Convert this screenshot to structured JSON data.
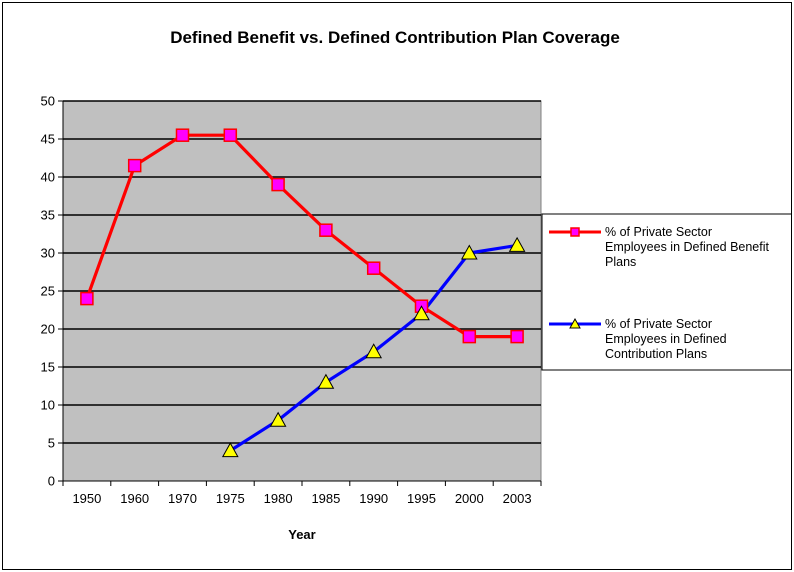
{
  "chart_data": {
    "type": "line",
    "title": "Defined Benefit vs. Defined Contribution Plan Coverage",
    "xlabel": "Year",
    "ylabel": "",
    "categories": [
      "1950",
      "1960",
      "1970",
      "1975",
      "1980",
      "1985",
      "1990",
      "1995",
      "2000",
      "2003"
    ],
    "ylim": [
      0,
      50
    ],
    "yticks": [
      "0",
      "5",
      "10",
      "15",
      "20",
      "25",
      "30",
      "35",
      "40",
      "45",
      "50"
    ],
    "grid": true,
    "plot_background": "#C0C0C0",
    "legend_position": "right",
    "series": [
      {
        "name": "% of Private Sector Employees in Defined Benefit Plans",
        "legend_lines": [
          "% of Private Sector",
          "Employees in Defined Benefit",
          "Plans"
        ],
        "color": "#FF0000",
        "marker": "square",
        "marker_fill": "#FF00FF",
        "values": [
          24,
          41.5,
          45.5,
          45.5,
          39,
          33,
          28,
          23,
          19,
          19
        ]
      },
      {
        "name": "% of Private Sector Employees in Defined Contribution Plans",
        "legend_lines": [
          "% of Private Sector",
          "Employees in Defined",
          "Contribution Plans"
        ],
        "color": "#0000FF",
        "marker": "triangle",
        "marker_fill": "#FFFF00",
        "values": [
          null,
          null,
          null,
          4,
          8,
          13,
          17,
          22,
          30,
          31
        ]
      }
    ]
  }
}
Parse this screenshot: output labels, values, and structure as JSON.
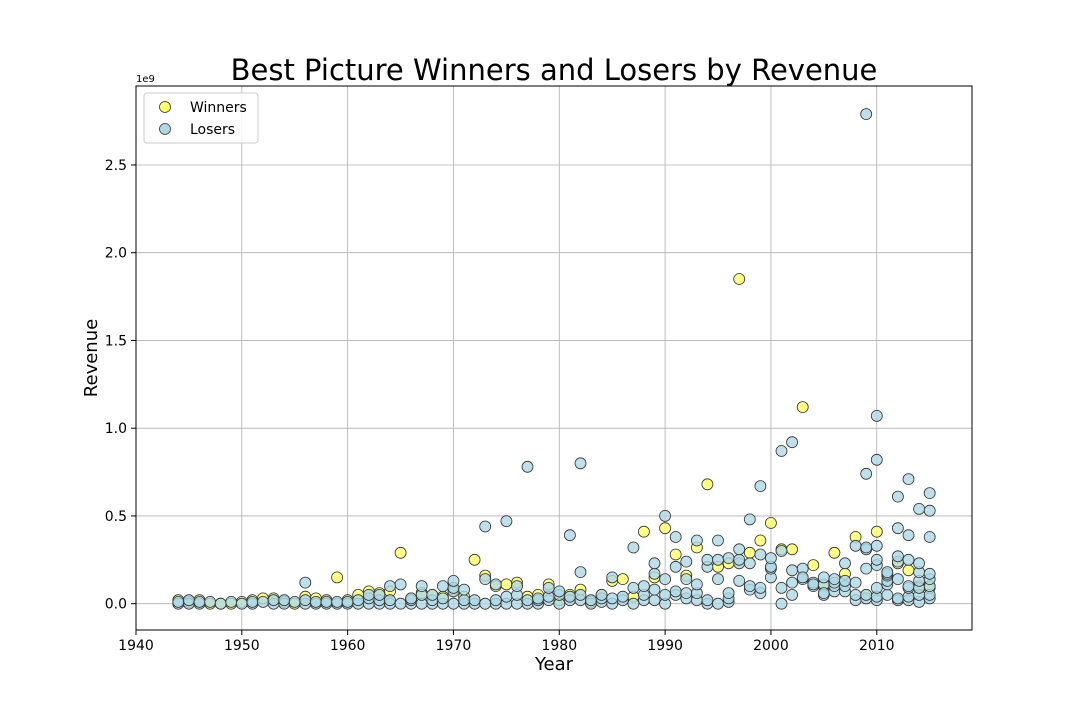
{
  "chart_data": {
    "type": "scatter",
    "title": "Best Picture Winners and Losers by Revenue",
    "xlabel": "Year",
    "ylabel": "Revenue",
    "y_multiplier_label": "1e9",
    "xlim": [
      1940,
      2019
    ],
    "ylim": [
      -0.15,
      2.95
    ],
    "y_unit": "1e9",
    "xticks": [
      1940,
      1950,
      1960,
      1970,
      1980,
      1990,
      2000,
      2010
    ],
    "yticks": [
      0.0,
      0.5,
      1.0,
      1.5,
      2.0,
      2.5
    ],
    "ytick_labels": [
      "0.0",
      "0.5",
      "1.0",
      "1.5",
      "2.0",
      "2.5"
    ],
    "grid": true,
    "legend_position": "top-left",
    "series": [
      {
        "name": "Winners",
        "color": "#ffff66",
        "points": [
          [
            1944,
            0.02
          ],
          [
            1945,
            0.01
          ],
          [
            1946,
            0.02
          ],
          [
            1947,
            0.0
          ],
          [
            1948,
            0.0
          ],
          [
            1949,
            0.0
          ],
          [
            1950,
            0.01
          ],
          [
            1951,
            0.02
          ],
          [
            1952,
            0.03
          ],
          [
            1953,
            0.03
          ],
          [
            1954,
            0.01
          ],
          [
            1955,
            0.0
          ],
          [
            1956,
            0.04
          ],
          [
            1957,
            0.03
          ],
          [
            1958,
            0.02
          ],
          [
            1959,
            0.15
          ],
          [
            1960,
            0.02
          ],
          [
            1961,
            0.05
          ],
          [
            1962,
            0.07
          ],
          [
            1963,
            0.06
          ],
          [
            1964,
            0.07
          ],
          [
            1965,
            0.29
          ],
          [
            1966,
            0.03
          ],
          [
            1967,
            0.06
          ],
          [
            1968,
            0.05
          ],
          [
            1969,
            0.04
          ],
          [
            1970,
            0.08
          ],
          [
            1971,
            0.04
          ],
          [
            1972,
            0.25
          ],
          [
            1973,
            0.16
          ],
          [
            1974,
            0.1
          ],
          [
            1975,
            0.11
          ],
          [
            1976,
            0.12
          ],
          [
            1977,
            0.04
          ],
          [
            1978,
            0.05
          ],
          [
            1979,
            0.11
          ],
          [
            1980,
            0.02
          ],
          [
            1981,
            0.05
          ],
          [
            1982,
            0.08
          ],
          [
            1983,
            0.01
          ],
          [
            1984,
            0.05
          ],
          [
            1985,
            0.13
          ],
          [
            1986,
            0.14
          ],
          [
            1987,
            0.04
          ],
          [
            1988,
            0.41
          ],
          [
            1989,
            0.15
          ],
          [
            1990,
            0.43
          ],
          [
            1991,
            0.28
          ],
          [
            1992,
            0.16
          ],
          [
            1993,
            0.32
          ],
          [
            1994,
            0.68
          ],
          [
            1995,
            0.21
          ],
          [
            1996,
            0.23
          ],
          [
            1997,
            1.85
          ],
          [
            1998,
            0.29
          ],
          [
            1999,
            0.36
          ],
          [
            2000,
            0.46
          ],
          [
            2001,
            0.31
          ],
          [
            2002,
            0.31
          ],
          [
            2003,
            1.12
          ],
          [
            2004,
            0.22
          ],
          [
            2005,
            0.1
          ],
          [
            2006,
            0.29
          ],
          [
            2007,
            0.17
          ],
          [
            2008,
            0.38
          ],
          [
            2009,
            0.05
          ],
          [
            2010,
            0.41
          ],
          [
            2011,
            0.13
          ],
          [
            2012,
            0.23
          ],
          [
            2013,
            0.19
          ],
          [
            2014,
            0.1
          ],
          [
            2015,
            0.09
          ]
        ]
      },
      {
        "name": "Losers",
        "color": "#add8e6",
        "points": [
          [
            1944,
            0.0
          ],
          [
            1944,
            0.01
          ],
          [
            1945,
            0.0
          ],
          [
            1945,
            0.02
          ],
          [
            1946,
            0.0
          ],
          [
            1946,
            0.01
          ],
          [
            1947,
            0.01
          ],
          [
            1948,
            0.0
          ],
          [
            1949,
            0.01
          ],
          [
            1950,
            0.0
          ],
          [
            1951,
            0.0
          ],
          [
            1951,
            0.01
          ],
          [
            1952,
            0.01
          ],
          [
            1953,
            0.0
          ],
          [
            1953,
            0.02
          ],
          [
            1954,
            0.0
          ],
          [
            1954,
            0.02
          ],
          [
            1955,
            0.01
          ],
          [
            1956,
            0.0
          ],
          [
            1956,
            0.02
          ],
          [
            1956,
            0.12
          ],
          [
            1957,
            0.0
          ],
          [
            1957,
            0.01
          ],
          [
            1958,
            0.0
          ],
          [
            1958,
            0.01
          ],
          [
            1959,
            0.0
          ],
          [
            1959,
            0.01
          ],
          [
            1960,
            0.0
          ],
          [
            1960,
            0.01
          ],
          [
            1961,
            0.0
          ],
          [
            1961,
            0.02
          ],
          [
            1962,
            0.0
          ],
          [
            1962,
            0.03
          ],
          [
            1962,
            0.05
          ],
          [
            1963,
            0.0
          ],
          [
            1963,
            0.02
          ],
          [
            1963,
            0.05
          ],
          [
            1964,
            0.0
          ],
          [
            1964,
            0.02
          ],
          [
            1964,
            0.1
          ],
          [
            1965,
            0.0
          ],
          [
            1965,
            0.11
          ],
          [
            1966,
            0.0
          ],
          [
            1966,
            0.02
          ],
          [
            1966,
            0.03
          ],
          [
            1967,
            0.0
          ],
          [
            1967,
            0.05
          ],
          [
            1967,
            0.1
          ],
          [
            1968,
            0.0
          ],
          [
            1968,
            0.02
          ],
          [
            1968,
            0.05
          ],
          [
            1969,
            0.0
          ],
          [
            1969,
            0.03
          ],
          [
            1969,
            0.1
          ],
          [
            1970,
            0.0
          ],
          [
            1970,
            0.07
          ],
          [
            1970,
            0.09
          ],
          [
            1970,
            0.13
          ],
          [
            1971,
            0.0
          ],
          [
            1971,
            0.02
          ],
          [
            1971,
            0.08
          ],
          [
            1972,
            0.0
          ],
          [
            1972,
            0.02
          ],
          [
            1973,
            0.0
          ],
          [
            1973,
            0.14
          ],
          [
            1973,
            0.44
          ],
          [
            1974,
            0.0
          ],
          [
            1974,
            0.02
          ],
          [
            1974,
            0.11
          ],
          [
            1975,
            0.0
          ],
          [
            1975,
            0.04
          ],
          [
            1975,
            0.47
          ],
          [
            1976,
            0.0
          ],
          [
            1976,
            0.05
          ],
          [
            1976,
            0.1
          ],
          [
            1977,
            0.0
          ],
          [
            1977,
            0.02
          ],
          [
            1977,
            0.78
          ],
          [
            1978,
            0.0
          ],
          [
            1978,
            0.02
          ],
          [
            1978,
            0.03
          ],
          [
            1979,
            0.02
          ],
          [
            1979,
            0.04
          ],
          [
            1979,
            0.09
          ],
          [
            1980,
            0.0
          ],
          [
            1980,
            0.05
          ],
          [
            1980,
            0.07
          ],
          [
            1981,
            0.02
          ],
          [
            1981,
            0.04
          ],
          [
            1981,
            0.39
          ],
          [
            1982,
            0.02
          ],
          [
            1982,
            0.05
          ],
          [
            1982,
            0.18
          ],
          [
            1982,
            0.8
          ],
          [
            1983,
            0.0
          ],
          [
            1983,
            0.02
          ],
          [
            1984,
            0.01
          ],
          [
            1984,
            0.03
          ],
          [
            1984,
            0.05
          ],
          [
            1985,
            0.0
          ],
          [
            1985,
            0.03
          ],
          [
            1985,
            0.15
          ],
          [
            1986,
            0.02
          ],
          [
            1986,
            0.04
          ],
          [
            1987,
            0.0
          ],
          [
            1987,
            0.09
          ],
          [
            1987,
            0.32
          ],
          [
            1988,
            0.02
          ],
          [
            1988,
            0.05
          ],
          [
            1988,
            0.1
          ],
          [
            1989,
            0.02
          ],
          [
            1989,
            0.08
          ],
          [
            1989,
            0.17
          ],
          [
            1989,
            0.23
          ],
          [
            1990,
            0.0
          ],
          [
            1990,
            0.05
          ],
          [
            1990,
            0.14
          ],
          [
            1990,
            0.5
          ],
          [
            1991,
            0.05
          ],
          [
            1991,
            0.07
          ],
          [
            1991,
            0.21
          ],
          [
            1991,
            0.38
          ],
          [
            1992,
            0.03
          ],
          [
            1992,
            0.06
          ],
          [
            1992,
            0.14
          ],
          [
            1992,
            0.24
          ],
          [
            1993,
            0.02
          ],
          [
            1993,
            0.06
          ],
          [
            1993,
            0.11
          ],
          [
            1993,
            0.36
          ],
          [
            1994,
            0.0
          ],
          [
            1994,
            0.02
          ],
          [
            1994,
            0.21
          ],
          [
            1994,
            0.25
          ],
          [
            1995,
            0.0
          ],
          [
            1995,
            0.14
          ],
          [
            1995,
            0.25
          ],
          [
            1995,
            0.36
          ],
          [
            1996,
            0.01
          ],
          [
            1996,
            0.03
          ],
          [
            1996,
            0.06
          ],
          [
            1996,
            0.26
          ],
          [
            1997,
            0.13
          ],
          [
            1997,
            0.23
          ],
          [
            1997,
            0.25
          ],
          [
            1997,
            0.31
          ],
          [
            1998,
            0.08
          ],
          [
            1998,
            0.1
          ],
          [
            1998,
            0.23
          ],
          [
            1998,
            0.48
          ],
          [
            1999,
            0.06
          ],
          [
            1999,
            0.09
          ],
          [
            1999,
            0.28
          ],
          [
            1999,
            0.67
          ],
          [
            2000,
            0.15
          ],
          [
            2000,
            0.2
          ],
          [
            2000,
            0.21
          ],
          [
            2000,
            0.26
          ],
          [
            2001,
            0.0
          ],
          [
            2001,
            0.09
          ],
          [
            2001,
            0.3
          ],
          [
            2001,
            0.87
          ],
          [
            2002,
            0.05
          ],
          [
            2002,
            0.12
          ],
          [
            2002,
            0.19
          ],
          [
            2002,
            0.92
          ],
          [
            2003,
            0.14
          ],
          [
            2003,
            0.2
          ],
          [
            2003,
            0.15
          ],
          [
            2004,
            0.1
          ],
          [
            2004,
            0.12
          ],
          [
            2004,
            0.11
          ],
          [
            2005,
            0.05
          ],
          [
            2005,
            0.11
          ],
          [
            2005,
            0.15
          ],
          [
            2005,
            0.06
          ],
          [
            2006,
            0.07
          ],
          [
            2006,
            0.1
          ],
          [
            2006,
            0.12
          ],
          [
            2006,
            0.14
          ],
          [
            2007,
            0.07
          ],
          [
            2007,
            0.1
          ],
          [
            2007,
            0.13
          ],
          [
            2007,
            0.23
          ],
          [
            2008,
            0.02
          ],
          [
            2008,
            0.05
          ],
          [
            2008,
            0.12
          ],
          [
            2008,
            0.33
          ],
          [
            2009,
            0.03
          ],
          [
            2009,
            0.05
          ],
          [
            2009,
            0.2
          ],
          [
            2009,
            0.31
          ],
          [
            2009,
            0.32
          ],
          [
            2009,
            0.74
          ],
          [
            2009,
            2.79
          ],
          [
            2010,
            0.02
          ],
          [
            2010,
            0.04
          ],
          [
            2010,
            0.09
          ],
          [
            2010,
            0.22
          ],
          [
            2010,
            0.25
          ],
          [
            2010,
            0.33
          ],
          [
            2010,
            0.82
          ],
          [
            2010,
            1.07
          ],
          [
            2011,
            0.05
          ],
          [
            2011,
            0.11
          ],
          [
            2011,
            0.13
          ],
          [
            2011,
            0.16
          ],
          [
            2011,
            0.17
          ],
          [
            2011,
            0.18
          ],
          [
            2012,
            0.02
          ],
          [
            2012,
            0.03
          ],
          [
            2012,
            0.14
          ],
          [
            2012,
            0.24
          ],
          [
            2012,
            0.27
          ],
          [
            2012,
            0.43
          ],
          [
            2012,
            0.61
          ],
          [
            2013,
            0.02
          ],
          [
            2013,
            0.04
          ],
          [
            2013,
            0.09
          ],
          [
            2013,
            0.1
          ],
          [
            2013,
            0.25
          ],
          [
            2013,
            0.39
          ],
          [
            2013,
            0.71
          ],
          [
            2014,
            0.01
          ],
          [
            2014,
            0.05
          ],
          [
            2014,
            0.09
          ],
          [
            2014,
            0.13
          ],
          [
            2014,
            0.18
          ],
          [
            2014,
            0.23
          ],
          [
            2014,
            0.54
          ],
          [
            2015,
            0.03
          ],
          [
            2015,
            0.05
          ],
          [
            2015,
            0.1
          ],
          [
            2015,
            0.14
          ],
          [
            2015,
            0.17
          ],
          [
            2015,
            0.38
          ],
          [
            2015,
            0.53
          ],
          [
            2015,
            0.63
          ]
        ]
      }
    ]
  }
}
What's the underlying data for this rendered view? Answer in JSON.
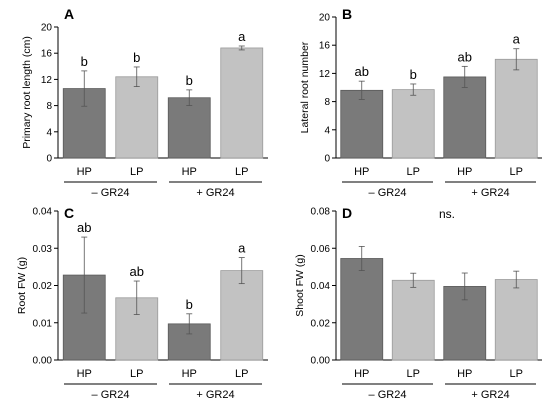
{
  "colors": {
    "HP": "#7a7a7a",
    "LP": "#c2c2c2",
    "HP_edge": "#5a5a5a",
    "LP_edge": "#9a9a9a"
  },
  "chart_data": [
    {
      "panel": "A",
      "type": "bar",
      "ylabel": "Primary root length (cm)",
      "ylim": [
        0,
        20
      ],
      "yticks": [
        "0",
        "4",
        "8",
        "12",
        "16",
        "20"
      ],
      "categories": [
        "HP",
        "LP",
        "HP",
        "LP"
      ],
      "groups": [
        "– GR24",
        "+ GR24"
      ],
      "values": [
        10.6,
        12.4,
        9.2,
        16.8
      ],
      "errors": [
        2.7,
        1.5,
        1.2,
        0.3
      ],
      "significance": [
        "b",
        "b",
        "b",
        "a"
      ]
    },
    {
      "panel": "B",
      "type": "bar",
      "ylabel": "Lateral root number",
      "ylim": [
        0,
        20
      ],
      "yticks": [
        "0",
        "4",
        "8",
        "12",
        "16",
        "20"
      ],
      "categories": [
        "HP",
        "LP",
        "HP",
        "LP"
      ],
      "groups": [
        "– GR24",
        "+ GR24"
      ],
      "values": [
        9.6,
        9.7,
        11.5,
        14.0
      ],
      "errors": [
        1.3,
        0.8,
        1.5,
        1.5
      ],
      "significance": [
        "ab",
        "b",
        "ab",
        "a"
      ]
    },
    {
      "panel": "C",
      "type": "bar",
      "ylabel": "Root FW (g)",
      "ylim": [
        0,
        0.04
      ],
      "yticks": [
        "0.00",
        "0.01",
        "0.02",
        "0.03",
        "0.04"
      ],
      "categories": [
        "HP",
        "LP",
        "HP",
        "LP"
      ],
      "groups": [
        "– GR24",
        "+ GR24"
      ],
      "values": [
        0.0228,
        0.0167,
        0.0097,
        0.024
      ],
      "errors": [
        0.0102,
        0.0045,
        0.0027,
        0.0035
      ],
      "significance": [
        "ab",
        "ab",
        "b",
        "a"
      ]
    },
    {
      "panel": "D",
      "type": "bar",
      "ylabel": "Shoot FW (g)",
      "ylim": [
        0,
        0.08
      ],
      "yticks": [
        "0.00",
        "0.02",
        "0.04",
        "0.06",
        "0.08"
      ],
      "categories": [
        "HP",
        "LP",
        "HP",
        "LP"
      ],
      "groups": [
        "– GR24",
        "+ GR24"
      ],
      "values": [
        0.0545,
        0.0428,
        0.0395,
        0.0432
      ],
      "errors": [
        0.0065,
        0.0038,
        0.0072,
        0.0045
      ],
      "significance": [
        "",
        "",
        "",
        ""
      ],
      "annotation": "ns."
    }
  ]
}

◇ ◇ ◇ ◇

→ **WHAT THE TASK REQUIRES**
Copy out each line of the data where the string "Benefit" appears.

→ **RESULT OF THE TASK**
    "title": "Defined Benefit vs. Defined Contribution Plan Coverage",
        "name": "% of Private Sector Employees in Defined Benefit Plans",
          "Employees in Defined Benefit",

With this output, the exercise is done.